(Dataset records on visual material)
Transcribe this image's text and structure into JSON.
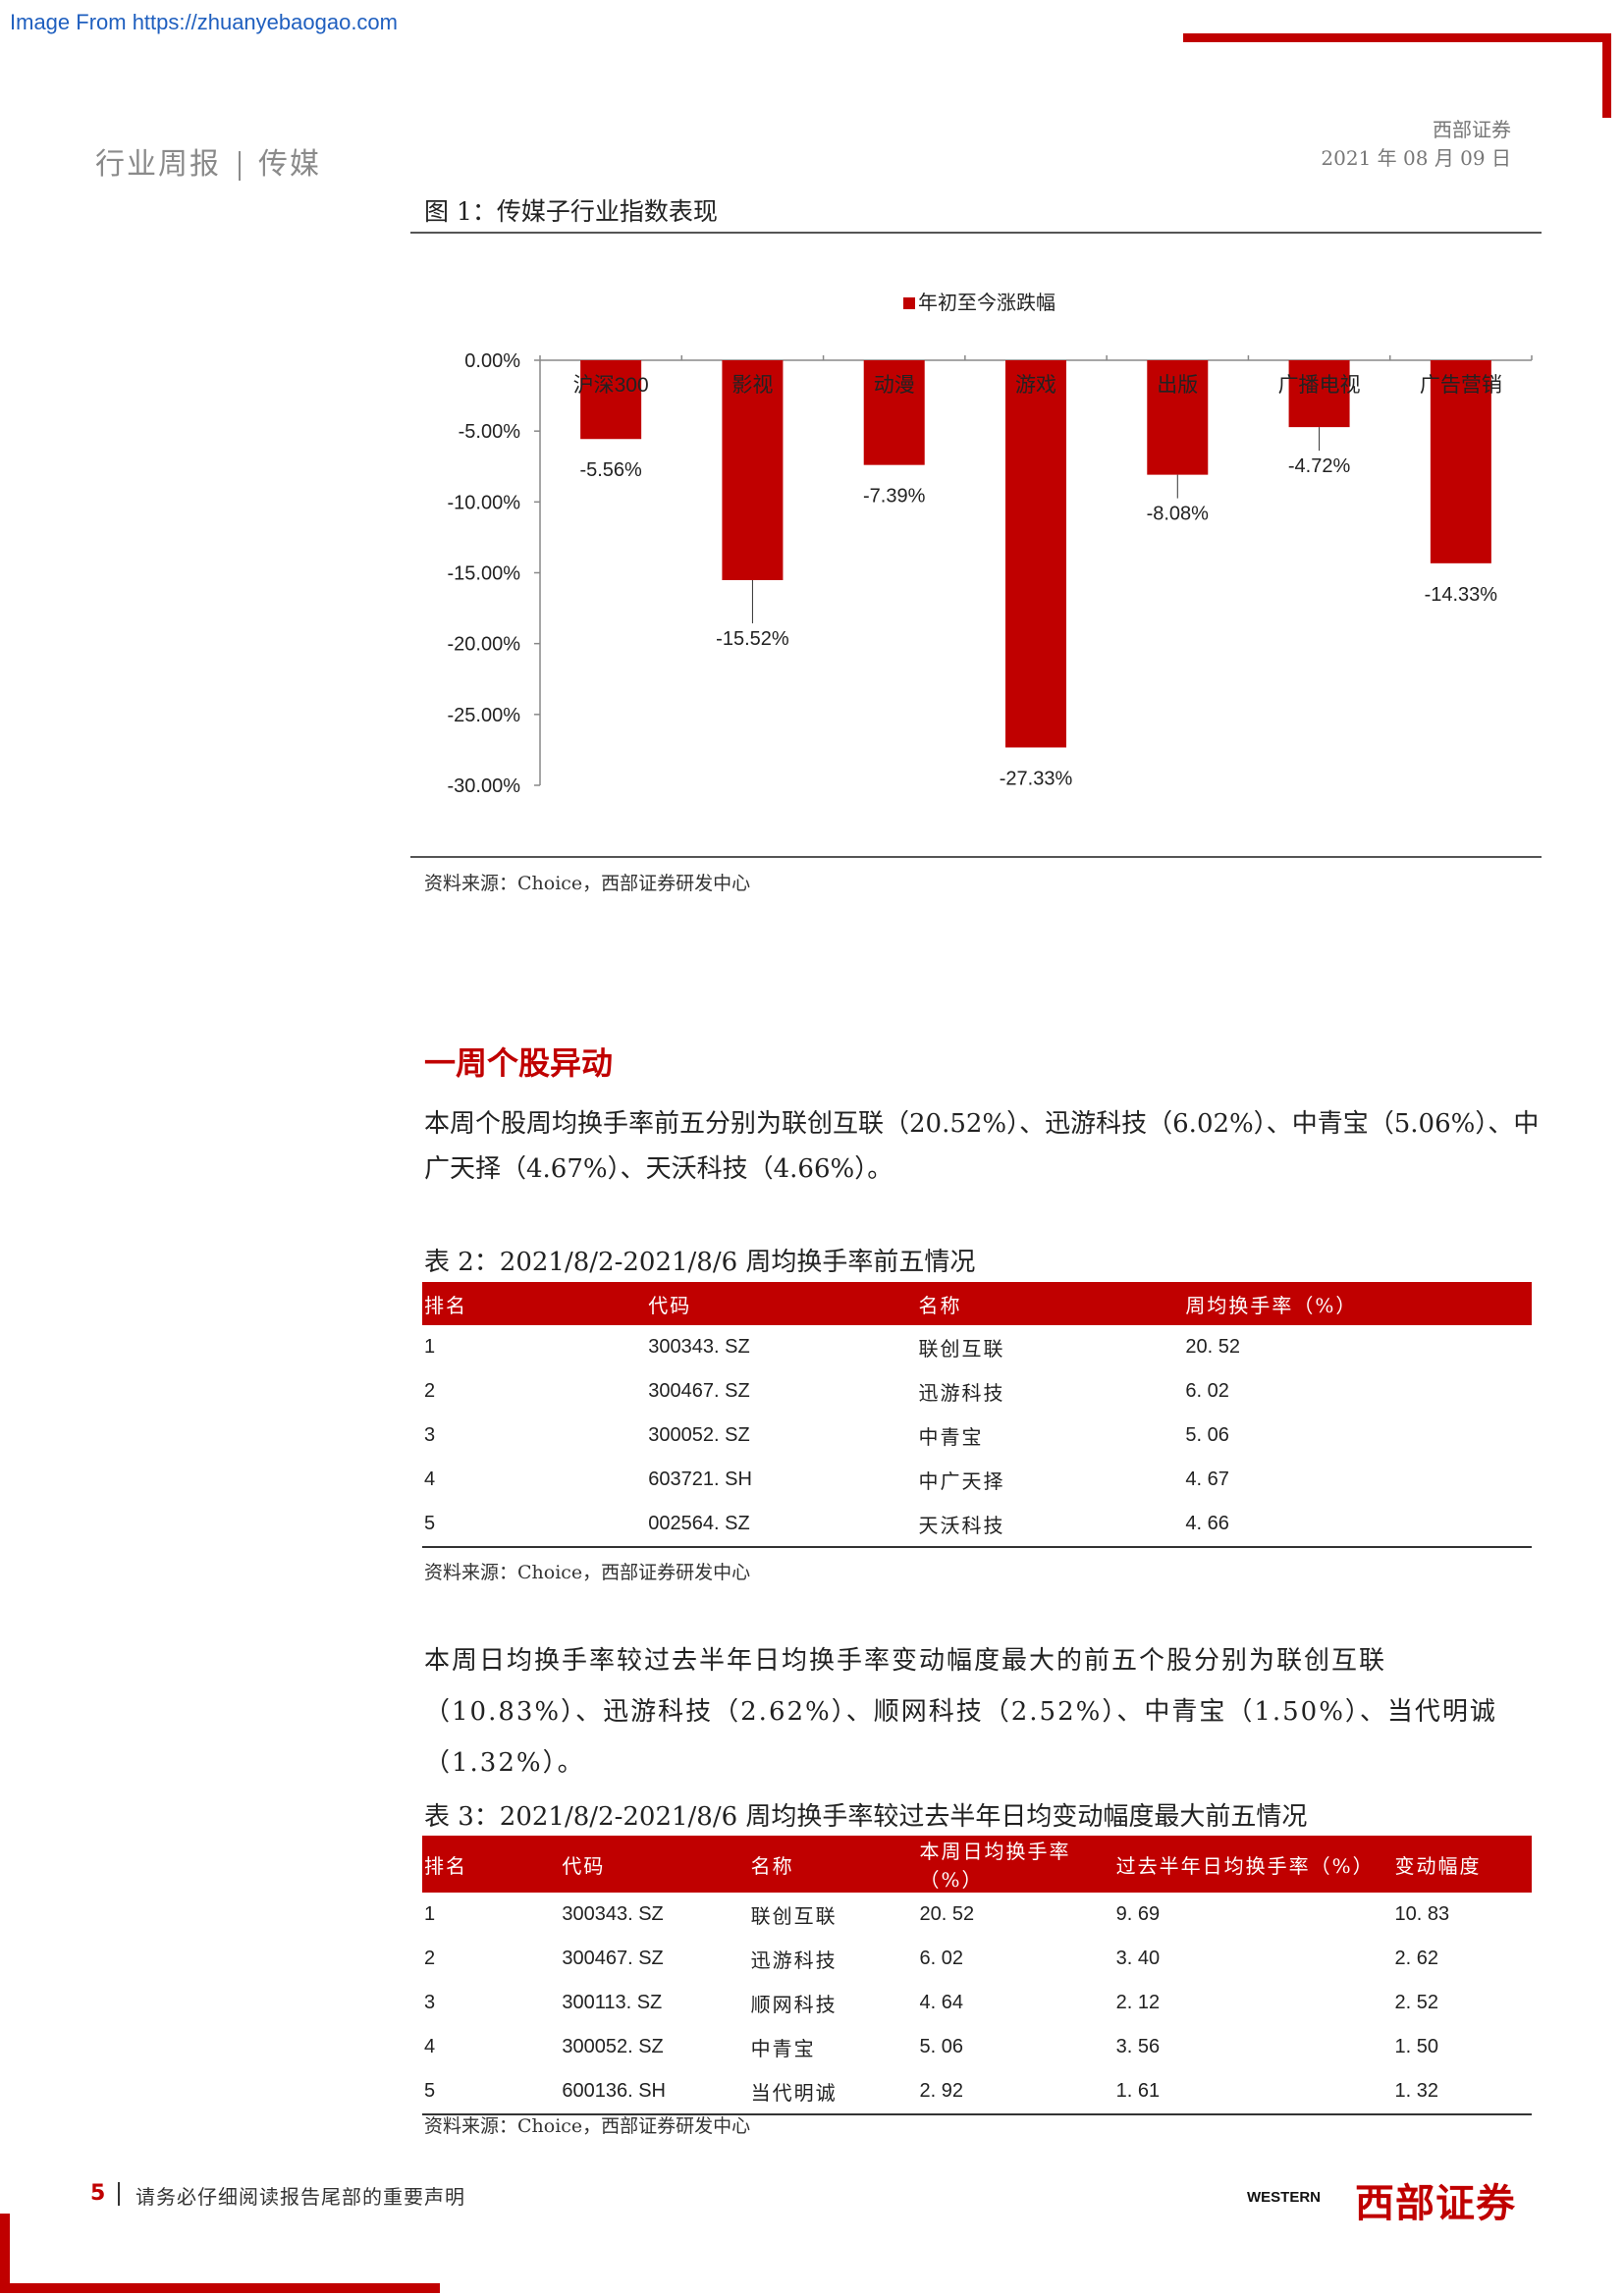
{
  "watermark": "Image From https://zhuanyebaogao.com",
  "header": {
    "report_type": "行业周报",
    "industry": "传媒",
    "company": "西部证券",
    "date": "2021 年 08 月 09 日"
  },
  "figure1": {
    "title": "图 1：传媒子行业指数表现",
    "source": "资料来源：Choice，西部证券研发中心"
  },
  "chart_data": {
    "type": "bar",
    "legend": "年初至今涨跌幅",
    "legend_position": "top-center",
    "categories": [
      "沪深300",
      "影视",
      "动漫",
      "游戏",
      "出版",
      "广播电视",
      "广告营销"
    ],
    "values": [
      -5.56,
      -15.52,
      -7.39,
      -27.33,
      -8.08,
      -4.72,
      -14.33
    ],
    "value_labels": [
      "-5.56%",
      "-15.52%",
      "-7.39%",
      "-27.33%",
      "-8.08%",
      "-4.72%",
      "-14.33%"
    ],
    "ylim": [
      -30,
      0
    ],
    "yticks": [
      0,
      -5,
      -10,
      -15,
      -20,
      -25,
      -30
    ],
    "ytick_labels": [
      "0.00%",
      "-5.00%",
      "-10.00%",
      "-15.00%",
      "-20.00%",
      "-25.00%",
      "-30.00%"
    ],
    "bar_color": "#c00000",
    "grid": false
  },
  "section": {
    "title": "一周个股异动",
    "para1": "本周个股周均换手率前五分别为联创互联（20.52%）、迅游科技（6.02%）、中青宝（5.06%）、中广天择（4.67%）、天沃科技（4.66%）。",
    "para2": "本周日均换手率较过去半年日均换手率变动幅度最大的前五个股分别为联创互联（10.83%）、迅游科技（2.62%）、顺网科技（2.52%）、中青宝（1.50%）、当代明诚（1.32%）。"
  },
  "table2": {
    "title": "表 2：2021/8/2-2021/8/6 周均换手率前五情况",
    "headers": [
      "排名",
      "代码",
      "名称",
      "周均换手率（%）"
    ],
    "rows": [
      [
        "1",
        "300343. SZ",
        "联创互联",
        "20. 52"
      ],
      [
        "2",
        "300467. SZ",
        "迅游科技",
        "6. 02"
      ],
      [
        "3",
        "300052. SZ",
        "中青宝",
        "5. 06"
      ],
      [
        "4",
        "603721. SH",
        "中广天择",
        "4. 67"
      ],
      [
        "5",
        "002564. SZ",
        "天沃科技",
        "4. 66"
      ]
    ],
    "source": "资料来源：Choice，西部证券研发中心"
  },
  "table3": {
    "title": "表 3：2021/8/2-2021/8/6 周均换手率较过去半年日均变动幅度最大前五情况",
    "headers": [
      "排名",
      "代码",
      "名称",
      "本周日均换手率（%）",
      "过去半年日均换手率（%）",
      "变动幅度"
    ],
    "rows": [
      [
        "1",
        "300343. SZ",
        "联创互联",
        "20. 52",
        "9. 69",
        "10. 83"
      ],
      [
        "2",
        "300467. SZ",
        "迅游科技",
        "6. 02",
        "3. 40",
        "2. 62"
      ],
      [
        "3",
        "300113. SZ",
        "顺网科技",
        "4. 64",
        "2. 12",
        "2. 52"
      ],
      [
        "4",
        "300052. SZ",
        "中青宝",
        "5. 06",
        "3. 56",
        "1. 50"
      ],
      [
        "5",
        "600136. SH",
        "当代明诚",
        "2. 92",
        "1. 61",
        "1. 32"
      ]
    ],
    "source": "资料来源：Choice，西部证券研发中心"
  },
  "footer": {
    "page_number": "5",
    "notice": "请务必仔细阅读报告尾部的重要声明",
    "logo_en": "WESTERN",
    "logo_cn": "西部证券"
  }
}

Task goal: Quote the entries above word for word. Leave the images out.

Exercise output:
Transcribe this image's text and structure into JSON.
{
  "watermark": "Image From https://zhuanyebaogao.com",
  "header": {
    "report_type": "行业周报",
    "industry": "传媒",
    "company": "西部证券",
    "date": "2021 年 08 月 09 日"
  },
  "figure1": {
    "title": "图 1：传媒子行业指数表现",
    "source": "资料来源：Choice，西部证券研发中心"
  },
  "chart_data": {
    "type": "bar",
    "legend": "年初至今涨跌幅",
    "legend_position": "top-center",
    "categories": [
      "沪深300",
      "影视",
      "动漫",
      "游戏",
      "出版",
      "广播电视",
      "广告营销"
    ],
    "values": [
      -5.56,
      -15.52,
      -7.39,
      -27.33,
      -8.08,
      -4.72,
      -14.33
    ],
    "value_labels": [
      "-5.56%",
      "-15.52%",
      "-7.39%",
      "-27.33%",
      "-8.08%",
      "-4.72%",
      "-14.33%"
    ],
    "ylim": [
      -30,
      0
    ],
    "yticks": [
      0,
      -5,
      -10,
      -15,
      -20,
      -25,
      -30
    ],
    "ytick_labels": [
      "0.00%",
      "-5.00%",
      "-10.00%",
      "-15.00%",
      "-20.00%",
      "-25.00%",
      "-30.00%"
    ],
    "bar_color": "#c00000",
    "grid": false
  },
  "section": {
    "title": "一周个股异动",
    "para1": "本周个股周均换手率前五分别为联创互联（20.52%）、迅游科技（6.02%）、中青宝（5.06%）、中广天择（4.67%）、天沃科技（4.66%）。",
    "para2": "本周日均换手率较过去半年日均换手率变动幅度最大的前五个股分别为联创互联（10.83%）、迅游科技（2.62%）、顺网科技（2.52%）、中青宝（1.50%）、当代明诚（1.32%）。"
  },
  "table2": {
    "title": "表 2：2021/8/2-2021/8/6 周均换手率前五情况",
    "headers": [
      "排名",
      "代码",
      "名称",
      "周均换手率（%）"
    ],
    "rows": [
      [
        "1",
        "300343. SZ",
        "联创互联",
        "20. 52"
      ],
      [
        "2",
        "300467. SZ",
        "迅游科技",
        "6. 02"
      ],
      [
        "3",
        "300052. SZ",
        "中青宝",
        "5. 06"
      ],
      [
        "4",
        "603721. SH",
        "中广天择",
        "4. 67"
      ],
      [
        "5",
        "002564. SZ",
        "天沃科技",
        "4. 66"
      ]
    ],
    "source": "资料来源：Choice，西部证券研发中心"
  },
  "table3": {
    "title": "表 3：2021/8/2-2021/8/6 周均换手率较过去半年日均变动幅度最大前五情况",
    "headers": [
      "排名",
      "代码",
      "名称",
      "本周日均换手率（%）",
      "过去半年日均换手率（%）",
      "变动幅度"
    ],
    "rows": [
      [
        "1",
        "300343. SZ",
        "联创互联",
        "20. 52",
        "9. 69",
        "10. 83"
      ],
      [
        "2",
        "300467. SZ",
        "迅游科技",
        "6. 02",
        "3. 40",
        "2. 62"
      ],
      [
        "3",
        "300113. SZ",
        "顺网科技",
        "4. 64",
        "2. 12",
        "2. 52"
      ],
      [
        "4",
        "300052. SZ",
        "中青宝",
        "5. 06",
        "3. 56",
        "1. 50"
      ],
      [
        "5",
        "600136. SH",
        "当代明诚",
        "2. 92",
        "1. 61",
        "1. 32"
      ]
    ],
    "source": "资料来源：Choice，西部证券研发中心"
  },
  "footer": {
    "page_number": "5",
    "notice": "请务必仔细阅读报告尾部的重要声明",
    "logo_en": "WESTERN",
    "logo_cn": "西部证券"
  }
}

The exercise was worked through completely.